**GIVEN PROBLEM:** Below are the records. Count the lines containing the string "ratio", and reply with the number alone.

Dataset records:

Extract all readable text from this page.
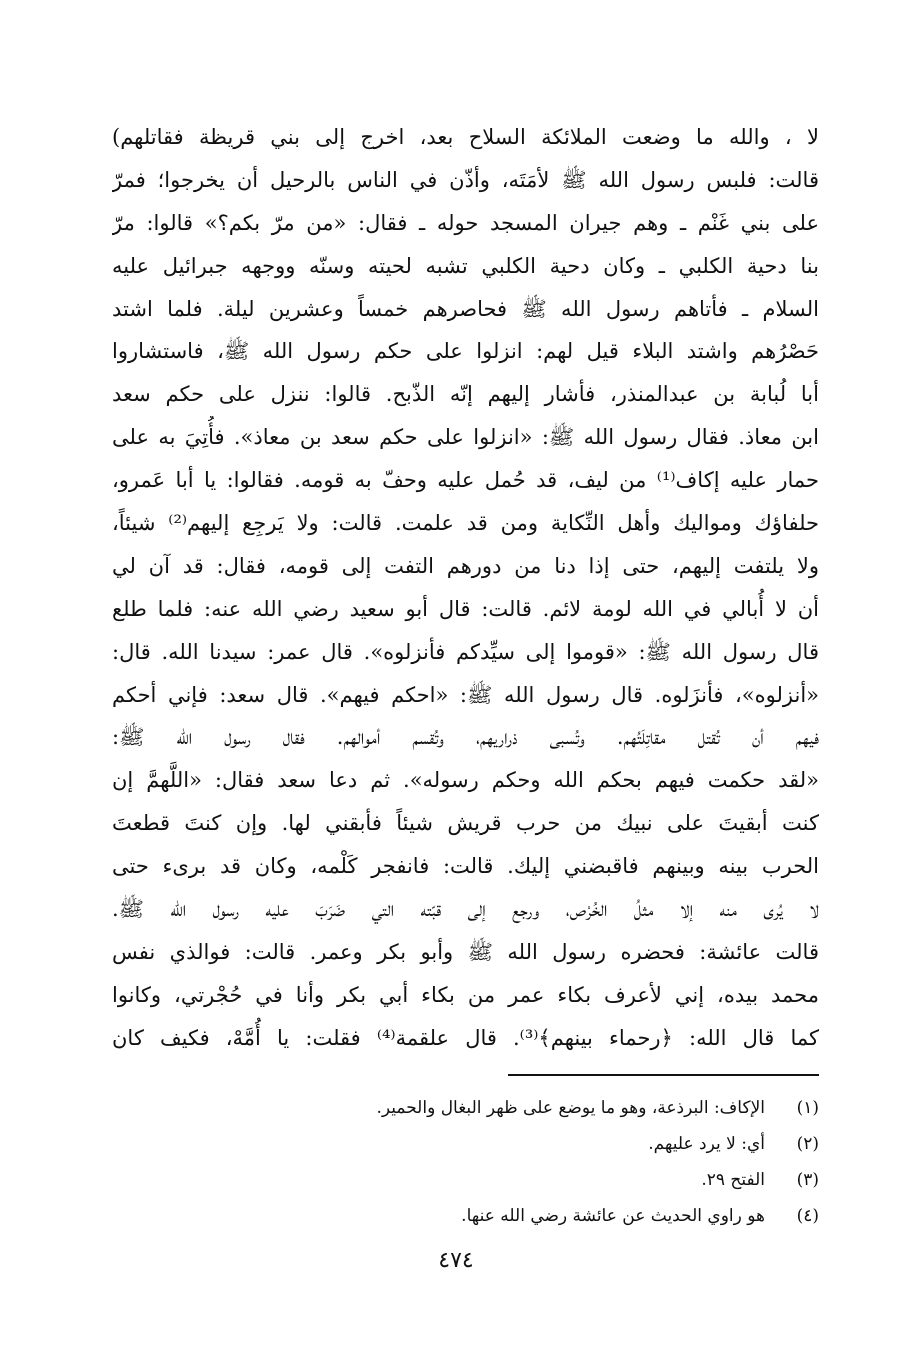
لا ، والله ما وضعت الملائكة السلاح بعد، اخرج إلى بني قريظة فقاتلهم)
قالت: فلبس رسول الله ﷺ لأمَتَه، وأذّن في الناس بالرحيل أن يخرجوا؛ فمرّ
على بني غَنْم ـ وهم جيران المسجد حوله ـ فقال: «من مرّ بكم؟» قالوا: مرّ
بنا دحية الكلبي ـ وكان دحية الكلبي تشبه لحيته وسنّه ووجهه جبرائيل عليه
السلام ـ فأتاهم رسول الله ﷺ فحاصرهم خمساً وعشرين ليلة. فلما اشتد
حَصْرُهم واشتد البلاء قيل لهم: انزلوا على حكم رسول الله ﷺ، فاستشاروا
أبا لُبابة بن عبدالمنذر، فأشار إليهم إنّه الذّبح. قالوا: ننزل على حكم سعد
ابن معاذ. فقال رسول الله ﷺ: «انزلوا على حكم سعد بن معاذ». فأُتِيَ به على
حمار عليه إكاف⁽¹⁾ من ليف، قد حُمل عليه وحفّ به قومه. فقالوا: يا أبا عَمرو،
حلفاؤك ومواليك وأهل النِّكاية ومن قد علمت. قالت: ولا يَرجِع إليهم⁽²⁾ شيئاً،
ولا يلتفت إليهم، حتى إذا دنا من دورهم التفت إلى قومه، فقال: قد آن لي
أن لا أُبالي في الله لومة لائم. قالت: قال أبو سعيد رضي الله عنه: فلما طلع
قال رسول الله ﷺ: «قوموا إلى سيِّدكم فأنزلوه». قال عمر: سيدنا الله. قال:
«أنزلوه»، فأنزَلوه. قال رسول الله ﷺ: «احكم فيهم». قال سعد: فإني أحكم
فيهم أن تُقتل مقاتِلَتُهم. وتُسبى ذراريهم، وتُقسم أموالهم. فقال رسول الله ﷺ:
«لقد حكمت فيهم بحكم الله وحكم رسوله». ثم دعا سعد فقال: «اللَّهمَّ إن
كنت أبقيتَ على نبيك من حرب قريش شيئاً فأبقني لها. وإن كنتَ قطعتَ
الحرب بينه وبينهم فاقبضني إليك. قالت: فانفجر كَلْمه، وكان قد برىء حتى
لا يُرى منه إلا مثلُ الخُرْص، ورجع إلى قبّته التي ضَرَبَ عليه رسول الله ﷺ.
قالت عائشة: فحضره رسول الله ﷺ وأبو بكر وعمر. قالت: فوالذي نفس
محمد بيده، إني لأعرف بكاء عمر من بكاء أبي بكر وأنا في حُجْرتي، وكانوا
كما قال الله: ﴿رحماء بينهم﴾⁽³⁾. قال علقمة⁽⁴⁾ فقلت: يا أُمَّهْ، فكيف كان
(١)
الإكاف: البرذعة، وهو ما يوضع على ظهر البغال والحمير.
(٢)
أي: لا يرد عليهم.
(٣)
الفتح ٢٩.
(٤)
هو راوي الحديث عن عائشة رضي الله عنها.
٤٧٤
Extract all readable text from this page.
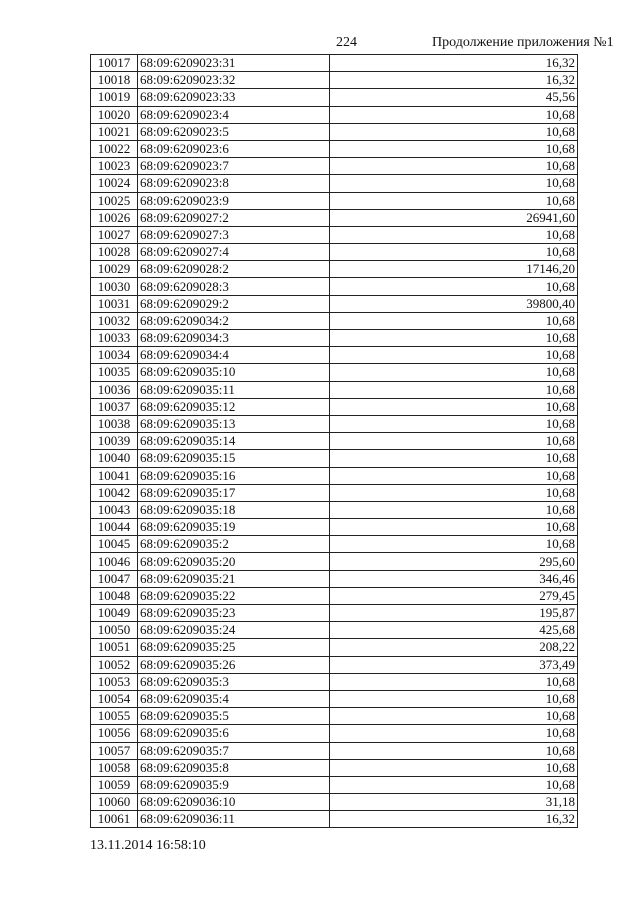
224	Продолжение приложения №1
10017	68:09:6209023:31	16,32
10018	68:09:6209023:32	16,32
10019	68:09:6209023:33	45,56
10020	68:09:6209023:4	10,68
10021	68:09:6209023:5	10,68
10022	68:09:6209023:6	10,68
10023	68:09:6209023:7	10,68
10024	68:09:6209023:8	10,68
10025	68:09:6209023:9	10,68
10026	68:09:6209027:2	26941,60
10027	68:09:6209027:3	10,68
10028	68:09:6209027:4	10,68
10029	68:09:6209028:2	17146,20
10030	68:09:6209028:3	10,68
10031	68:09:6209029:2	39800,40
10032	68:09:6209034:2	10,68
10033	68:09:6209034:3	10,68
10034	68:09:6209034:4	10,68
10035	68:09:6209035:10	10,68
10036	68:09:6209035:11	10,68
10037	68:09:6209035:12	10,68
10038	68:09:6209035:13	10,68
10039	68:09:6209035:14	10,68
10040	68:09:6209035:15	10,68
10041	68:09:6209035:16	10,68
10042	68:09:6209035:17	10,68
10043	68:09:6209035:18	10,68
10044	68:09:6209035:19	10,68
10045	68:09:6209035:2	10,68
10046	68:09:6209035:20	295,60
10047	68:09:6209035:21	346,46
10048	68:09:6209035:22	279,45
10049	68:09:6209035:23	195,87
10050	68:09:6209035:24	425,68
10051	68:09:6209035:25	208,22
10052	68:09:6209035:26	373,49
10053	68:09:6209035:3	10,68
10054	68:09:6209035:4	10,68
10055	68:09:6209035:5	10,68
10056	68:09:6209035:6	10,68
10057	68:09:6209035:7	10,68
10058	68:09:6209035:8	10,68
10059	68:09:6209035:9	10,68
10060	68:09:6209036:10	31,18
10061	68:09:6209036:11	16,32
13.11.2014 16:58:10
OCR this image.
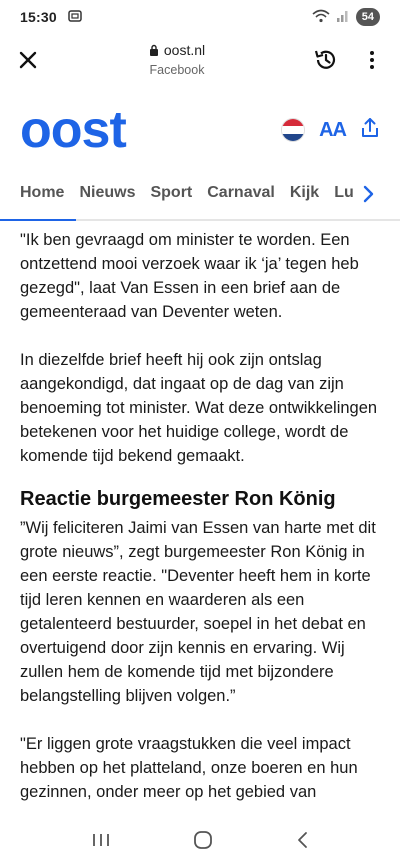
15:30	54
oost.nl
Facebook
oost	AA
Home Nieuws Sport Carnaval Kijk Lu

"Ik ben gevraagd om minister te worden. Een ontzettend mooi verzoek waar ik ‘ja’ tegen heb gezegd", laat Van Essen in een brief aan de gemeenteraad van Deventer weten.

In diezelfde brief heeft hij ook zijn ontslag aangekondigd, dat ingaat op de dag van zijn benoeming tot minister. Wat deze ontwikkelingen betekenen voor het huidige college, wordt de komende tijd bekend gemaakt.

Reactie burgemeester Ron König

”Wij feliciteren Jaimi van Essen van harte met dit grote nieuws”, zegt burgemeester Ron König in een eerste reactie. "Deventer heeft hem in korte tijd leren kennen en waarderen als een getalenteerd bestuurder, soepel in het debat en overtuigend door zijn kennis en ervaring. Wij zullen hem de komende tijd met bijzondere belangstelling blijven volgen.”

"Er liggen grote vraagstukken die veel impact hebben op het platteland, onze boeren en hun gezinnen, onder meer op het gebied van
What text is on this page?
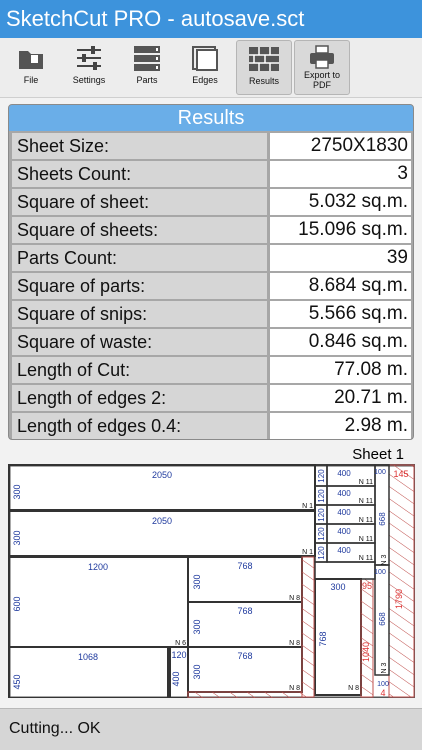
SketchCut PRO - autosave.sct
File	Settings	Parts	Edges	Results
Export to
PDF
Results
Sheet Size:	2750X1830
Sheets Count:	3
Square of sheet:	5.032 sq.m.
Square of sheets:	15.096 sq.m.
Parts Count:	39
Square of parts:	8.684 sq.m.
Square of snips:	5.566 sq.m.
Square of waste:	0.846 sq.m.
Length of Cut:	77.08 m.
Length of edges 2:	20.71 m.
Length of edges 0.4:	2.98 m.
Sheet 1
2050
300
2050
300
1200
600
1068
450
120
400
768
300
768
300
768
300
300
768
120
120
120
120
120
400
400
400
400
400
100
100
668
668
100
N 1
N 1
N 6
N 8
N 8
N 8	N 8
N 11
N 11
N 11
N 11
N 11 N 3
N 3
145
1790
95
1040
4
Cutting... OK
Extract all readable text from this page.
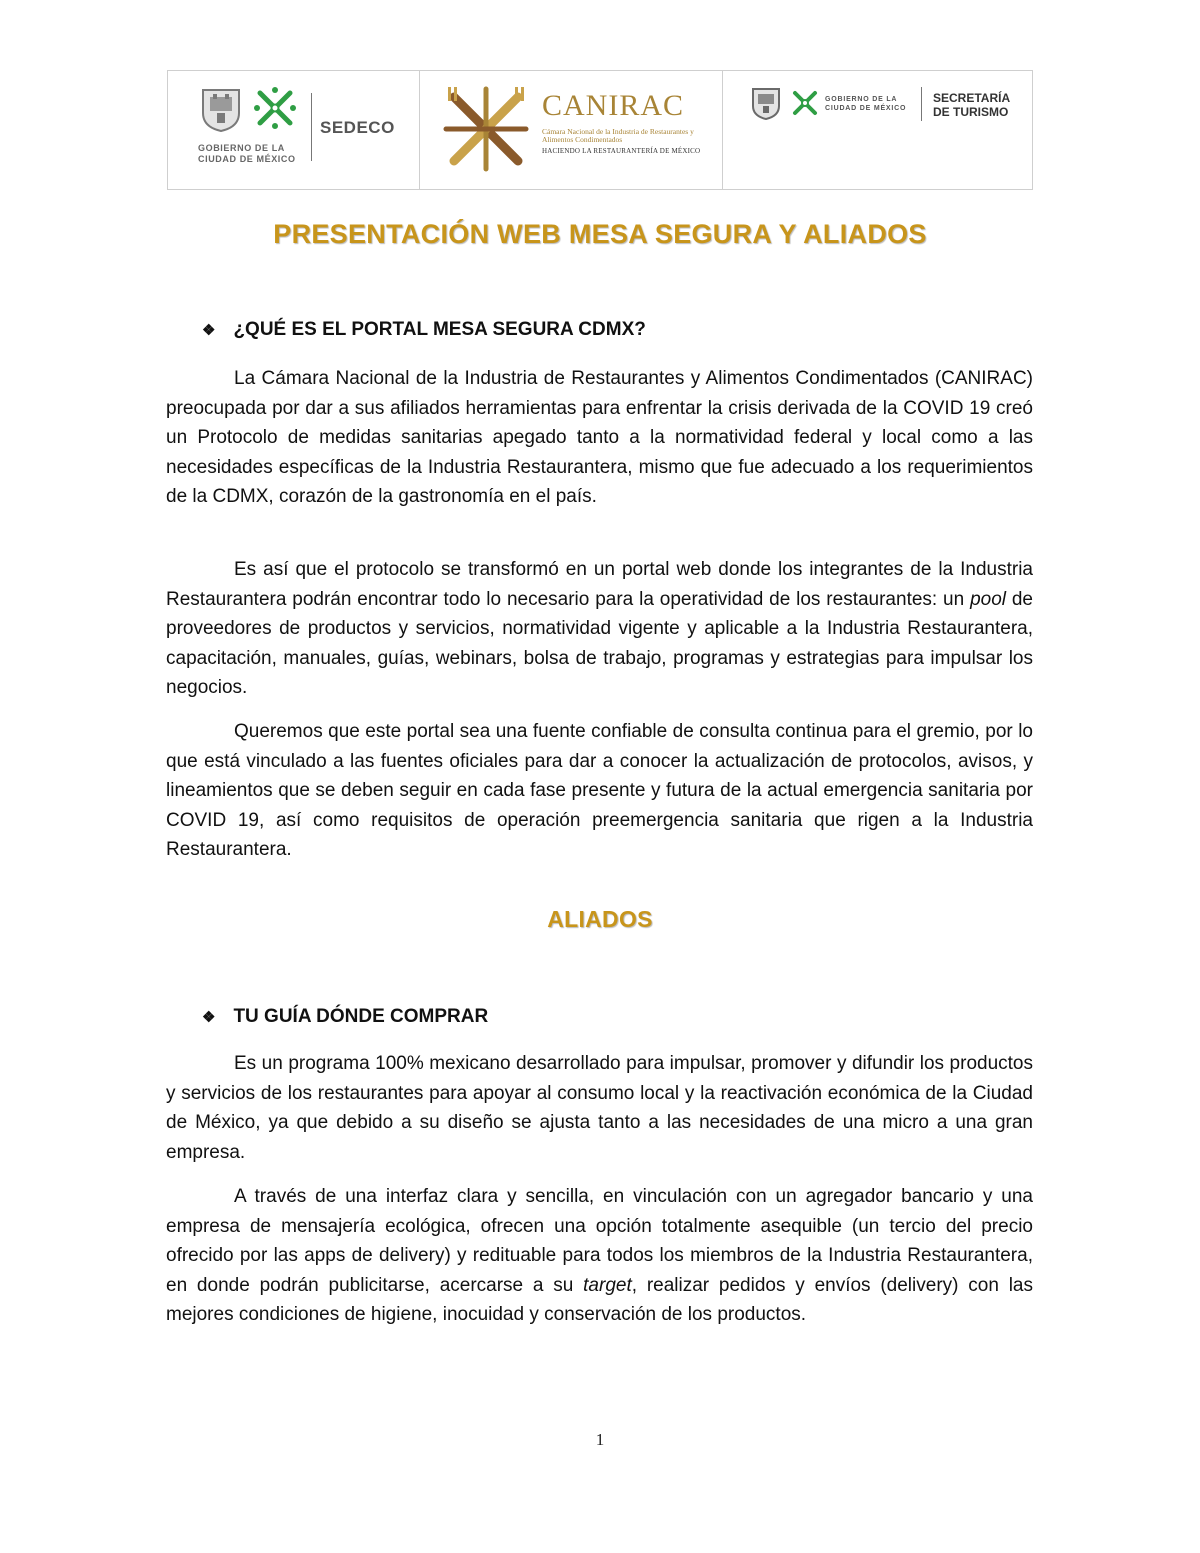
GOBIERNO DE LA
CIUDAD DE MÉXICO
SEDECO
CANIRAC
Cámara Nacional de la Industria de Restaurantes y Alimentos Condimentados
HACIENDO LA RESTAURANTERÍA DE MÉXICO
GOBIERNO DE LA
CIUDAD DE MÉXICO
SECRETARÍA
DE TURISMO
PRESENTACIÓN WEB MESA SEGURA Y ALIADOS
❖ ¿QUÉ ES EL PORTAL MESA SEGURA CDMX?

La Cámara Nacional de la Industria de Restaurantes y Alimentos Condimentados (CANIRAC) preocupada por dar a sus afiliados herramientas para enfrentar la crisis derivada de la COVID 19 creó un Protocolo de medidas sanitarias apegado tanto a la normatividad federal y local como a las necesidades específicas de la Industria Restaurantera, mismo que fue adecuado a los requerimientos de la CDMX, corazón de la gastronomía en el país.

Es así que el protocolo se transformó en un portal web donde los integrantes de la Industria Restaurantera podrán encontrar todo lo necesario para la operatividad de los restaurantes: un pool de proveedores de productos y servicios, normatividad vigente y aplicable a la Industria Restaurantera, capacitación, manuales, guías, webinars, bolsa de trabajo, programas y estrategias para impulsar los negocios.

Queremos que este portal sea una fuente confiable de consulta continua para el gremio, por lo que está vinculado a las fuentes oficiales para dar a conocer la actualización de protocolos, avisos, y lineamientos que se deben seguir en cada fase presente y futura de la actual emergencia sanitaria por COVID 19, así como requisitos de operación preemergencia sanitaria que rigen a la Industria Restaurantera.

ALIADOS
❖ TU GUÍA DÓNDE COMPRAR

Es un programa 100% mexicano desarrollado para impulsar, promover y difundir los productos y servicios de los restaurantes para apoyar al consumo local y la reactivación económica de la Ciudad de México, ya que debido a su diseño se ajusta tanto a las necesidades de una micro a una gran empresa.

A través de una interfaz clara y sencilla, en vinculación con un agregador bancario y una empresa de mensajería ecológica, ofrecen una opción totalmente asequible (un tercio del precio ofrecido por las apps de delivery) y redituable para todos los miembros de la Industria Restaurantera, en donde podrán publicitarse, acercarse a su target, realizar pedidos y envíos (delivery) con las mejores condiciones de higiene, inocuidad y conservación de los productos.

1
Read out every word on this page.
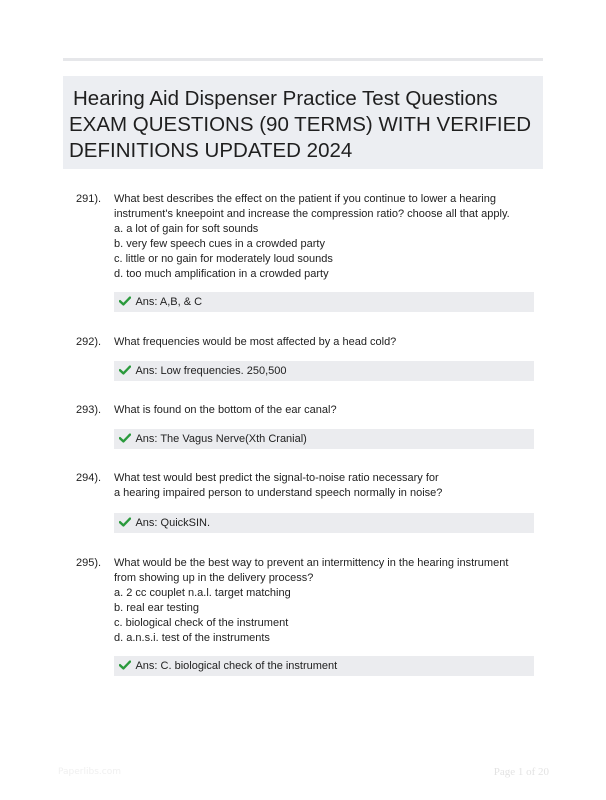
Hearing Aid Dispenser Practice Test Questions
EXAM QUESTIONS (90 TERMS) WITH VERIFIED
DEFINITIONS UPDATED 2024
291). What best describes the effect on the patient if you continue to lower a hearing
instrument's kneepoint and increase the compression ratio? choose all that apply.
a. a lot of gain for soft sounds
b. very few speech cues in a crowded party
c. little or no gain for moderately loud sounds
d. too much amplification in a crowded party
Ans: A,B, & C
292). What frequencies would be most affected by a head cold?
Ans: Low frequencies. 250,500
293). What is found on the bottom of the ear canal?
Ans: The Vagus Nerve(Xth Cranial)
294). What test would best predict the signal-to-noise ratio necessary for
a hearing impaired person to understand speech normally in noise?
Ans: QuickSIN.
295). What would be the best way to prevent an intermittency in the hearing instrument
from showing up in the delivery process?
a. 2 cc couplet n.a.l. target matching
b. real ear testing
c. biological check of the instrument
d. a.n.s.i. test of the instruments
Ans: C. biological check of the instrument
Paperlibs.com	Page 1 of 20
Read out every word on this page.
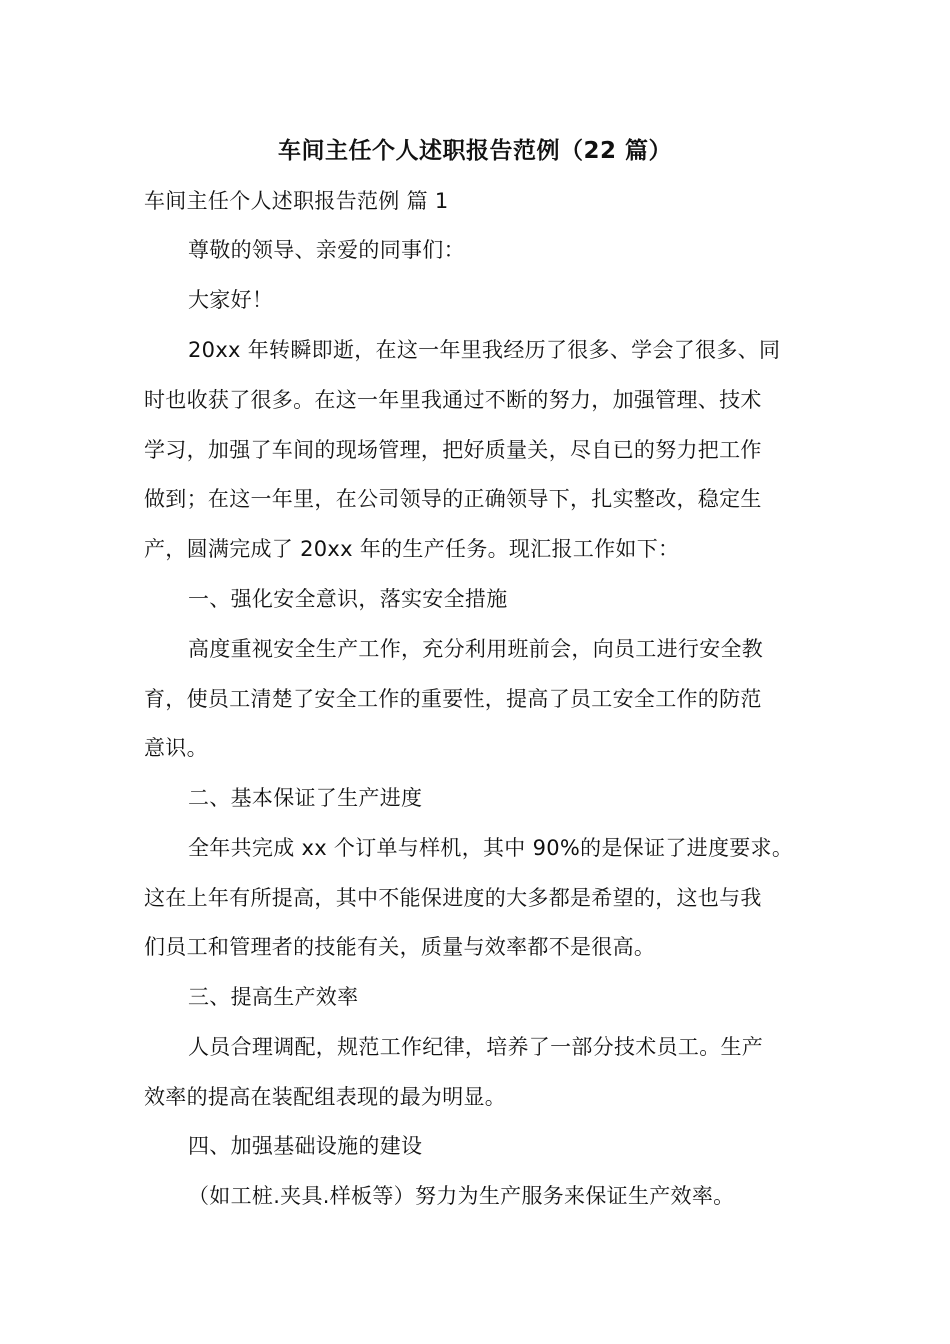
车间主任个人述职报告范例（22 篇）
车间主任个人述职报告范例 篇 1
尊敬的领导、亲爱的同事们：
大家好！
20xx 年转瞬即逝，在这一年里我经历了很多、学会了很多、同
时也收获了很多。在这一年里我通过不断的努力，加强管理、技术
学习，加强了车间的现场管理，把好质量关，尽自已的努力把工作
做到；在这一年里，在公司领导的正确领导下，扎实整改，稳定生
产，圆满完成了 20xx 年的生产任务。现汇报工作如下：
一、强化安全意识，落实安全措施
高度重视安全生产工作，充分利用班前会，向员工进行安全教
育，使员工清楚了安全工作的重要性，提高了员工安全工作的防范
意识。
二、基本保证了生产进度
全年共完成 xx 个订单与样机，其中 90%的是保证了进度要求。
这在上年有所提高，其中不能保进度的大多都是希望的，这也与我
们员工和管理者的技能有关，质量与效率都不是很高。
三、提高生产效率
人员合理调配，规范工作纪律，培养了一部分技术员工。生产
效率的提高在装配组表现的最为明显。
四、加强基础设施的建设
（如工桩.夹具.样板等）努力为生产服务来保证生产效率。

**WRITTEN SOLUTION:** 2